Extract:
● ● ● ●
Ok, there is no exact specification the initial stack layout other than in
ps.c or implicit in the v7 manual. But this is not a permit to break
existing code and history (look at older or other versions of ps) just
because there was no committee to standardize it. It is very easy to change
the implementation of Kees to supply alignment without breaking ps. The
implementation is left as an exercise for the reader. I am not going to do it
because string are NOT aligned.
%The reason i wanted the alignment to be saved was that a char * is often used
%were a void * is meant. And some people use void * to point to anything.
%(See for instance the SunOs 4.1.1 manual page on malloc(), and you understand
% what i mean.)
%In this way one can let argv[1] point to a double in execve(), and let
%main() read this double.
This is absolutely ridiculous. Are you really talking about *(double *)argv[1] ?
Are you sure that your doubles don't contain zero bytes? How do you exec
your programs? a.out \x12\x3\0\4 ?
In minix malloc returns a void *. Is the text you are referring to:
malloc() returns a pointer to a block of at least size
bytes, which is appropriately aligned.
This is nothing special, ansi requires the same. But the strings of the
arguments are really strings and not doubles, therefor require no alignment.
%>Oh, why are public discussions not appropriate for shell scripts, or bugs?
%
%Hmmmm. Should have missed the shell script.
● ● ● ●
Given data:
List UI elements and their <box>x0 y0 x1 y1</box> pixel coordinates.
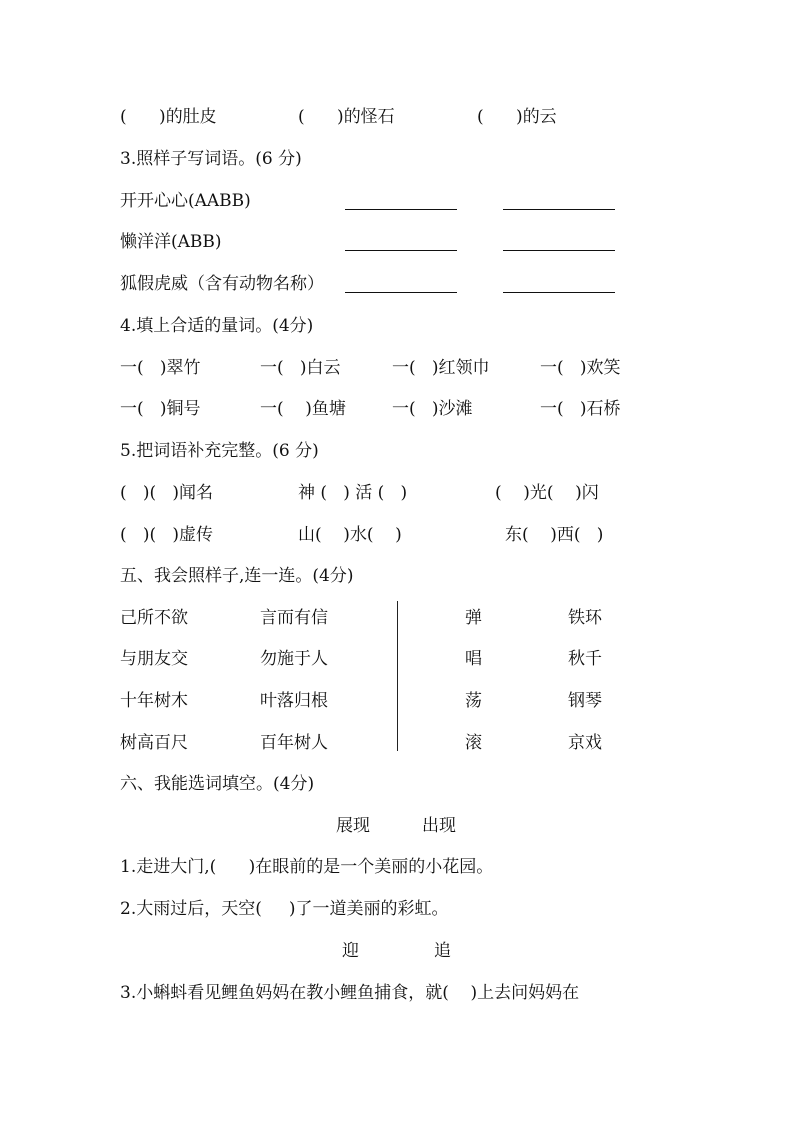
● ● ● ●
Requirements:
a – According to the forum post, why do the argument strings require no alignment? Answer in one to three sentences.
b – In the forum post, what does malloc return in Minix?
c – Translate this sentence from the forum post into French: "It is very easy to change the implementation of Kees to supply alignment without breaking ps."
The data is separate material, unrelated to the forum post.

Expected outputs:
a – The argument strings are genuine strings rather than doubles. For that reason they require no alignment.

b – In Minix, malloc returns a void *.

c – Il est très facile de modifier l'implémentation de Kees afin de fournir l'alignement sans casser ps.